Data items:
** start **
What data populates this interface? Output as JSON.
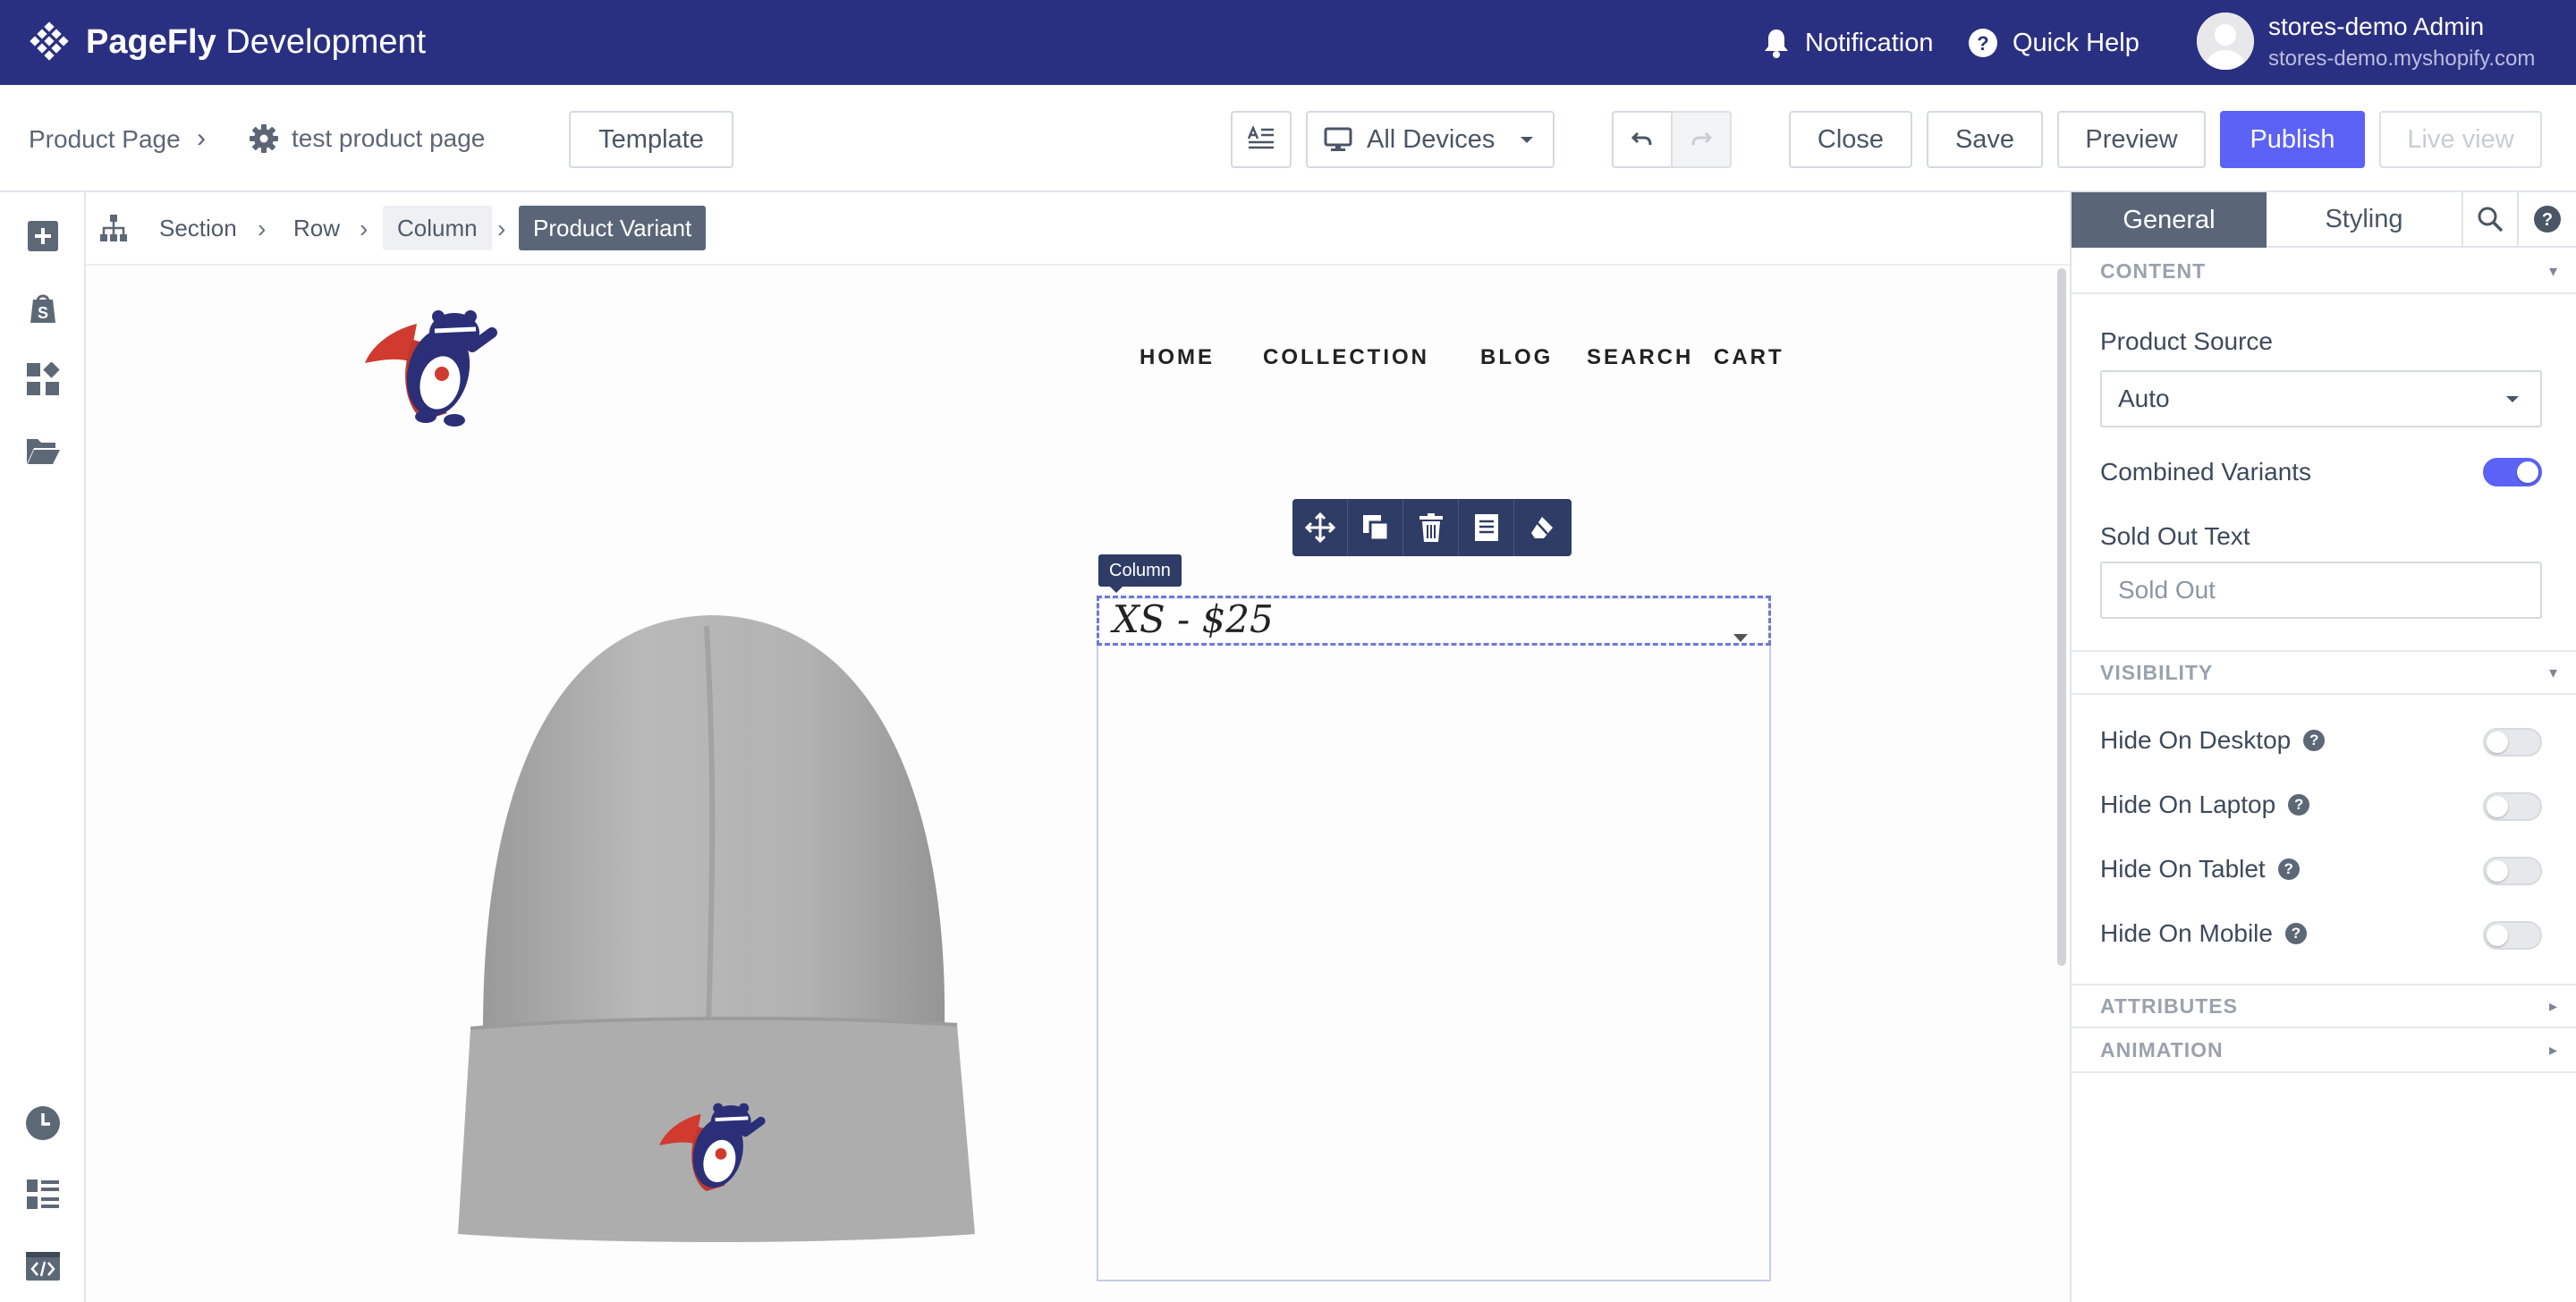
{
  "brand": {
    "bold": "PageFly",
    "light": " Development"
  },
  "top_nav": {
    "notification": "Notification",
    "quick_help": "Quick Help",
    "user_name": "stores-demo Admin",
    "user_store": "stores-demo.myshopify.com"
  },
  "toolbar": {
    "breadcrumb_root": "Product Page",
    "page_name": "test product page",
    "template_label": "Template",
    "devices_label": "All Devices",
    "close_label": "Close",
    "save_label": "Save",
    "preview_label": "Preview",
    "publish_label": "Publish",
    "live_view_label": "Live view"
  },
  "path": {
    "items": [
      "Section",
      "Row",
      "Column",
      "Product Variant"
    ]
  },
  "canvas": {
    "nav_links": [
      "HOME",
      "COLLECTION",
      "BLOG",
      "SEARCH",
      "CART"
    ],
    "column_tag": "Column",
    "variant_value": "XS - $25"
  },
  "panel": {
    "tabs": {
      "general": "General",
      "styling": "Styling"
    },
    "content_header": "CONTENT",
    "product_source_label": "Product Source",
    "product_source_value": "Auto",
    "combined_variants_label": "Combined Variants",
    "combined_variants_on": true,
    "sold_out_label": "Sold Out Text",
    "sold_out_placeholder": "Sold Out",
    "visibility_header": "VISIBILITY",
    "visibility": [
      {
        "label": "Hide On Desktop",
        "on": false
      },
      {
        "label": "Hide On Laptop",
        "on": false
      },
      {
        "label": "Hide On Tablet",
        "on": false
      },
      {
        "label": "Hide On Mobile",
        "on": false
      }
    ],
    "attributes_header": "ATTRIBUTES",
    "animation_header": "ANIMATION"
  },
  "colors": {
    "topbar": "#2a3081",
    "accent": "#5b62f5",
    "tab_active": "#5a6678",
    "widget_toolbar": "#2f3c66"
  },
  "icons": [
    "pagefly-logo-icon",
    "bell-icon",
    "help-circle-icon",
    "add-element-icon",
    "shopify-bag-icon",
    "apps-icon",
    "folder-icon",
    "history-icon",
    "layers-icon",
    "code-icon",
    "settings-gear-icon",
    "monitor-icon",
    "undo-icon",
    "redo-icon",
    "text-align-icon",
    "sitemap-icon",
    "move-icon",
    "duplicate-icon",
    "delete-icon",
    "save-snippet-icon",
    "eraser-icon",
    "search-icon"
  ]
}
** end **
- **Goal**
Extract each line holding the word "stores" from the records.

- **Solution to this exercise**
    "user_name": "stores-demo Admin",
    "user_store": "stores-demo.myshopify.com"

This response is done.